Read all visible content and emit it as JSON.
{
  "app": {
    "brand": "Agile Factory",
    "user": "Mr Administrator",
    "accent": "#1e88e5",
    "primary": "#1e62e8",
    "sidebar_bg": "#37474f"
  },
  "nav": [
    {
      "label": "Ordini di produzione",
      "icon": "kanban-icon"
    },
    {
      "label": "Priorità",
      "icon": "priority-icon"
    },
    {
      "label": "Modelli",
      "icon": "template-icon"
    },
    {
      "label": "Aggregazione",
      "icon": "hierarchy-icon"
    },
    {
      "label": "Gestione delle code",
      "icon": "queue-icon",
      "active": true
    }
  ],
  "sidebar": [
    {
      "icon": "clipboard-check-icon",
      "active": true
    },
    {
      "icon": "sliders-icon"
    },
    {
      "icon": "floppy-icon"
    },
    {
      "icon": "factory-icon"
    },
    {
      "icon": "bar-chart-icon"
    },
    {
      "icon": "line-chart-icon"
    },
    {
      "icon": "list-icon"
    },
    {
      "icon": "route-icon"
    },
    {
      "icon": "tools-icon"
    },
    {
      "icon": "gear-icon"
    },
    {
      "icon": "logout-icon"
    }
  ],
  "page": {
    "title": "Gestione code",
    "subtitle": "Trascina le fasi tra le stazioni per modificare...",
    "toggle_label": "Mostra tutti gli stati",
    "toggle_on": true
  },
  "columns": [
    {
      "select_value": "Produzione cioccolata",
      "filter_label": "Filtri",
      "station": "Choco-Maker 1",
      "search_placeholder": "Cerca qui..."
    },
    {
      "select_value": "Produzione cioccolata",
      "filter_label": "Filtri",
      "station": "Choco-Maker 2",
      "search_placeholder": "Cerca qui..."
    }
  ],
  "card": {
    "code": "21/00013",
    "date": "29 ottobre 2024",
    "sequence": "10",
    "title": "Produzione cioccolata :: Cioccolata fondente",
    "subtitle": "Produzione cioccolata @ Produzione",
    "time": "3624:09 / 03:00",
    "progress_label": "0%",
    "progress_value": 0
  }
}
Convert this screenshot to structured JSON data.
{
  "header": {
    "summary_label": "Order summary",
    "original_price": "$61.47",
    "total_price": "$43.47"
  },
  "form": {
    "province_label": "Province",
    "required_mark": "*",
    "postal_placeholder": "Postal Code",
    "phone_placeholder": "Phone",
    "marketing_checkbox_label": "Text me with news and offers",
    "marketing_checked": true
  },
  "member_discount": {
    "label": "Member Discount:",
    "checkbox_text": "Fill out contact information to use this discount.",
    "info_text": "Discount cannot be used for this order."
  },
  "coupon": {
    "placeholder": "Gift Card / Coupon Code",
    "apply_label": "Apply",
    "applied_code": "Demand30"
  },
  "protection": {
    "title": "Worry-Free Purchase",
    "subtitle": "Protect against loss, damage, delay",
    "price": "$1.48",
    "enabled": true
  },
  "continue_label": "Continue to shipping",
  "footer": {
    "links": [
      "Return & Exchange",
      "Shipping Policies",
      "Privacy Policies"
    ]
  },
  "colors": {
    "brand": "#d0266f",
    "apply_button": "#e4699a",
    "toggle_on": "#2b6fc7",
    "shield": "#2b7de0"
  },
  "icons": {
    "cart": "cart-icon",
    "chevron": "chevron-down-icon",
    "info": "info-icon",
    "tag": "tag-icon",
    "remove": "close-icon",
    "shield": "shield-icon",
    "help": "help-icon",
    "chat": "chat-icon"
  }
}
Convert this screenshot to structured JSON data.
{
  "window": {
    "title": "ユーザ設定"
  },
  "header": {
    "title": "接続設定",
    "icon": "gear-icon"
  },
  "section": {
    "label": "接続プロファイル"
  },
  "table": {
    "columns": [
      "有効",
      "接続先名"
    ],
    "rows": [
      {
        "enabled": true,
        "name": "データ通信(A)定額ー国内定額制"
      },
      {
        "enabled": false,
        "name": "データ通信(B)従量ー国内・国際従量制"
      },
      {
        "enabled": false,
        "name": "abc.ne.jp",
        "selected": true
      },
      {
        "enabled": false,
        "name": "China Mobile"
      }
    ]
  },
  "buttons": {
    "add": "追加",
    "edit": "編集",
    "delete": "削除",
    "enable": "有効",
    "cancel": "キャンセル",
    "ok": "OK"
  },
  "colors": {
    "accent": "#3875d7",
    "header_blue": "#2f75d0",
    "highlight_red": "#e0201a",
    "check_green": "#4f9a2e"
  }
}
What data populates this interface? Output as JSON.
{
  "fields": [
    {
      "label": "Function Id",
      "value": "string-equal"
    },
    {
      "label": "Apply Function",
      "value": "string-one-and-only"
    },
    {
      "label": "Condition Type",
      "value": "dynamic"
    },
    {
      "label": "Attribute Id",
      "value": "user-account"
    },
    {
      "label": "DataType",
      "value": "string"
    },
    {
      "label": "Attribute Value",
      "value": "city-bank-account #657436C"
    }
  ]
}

→ Objective
Check each line above for the string "JSON" and report how many lines have it, giving only the number.

→ Correct output
4